Text content records for pages
__________________________________________________

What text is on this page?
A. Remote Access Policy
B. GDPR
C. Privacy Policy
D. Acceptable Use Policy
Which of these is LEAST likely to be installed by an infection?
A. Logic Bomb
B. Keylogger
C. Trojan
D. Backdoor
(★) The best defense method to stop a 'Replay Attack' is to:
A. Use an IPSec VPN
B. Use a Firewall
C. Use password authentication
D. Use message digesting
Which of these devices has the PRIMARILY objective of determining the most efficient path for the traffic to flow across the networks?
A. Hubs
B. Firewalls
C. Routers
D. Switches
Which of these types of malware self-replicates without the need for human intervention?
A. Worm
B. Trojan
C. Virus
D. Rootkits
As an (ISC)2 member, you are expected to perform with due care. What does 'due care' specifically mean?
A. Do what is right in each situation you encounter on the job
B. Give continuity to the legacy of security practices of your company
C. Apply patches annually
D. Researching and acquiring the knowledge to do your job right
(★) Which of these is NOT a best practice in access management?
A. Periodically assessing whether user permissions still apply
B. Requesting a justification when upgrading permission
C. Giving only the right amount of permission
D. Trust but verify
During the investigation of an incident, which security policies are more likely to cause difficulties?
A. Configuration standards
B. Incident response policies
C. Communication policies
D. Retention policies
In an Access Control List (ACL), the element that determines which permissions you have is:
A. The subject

__________________________________________________

Locate the word "these" in the entries, and copy every line where it is found.

Which of these is LEAST likely to be installed by an infection?
Which of these devices has the PRIMARILY objective of determining the most efficient path for the traffic to flow across the networks?
Which of these types of malware self-replicates without the need for human intervention?
(★) Which of these is NOT a best practice in access management?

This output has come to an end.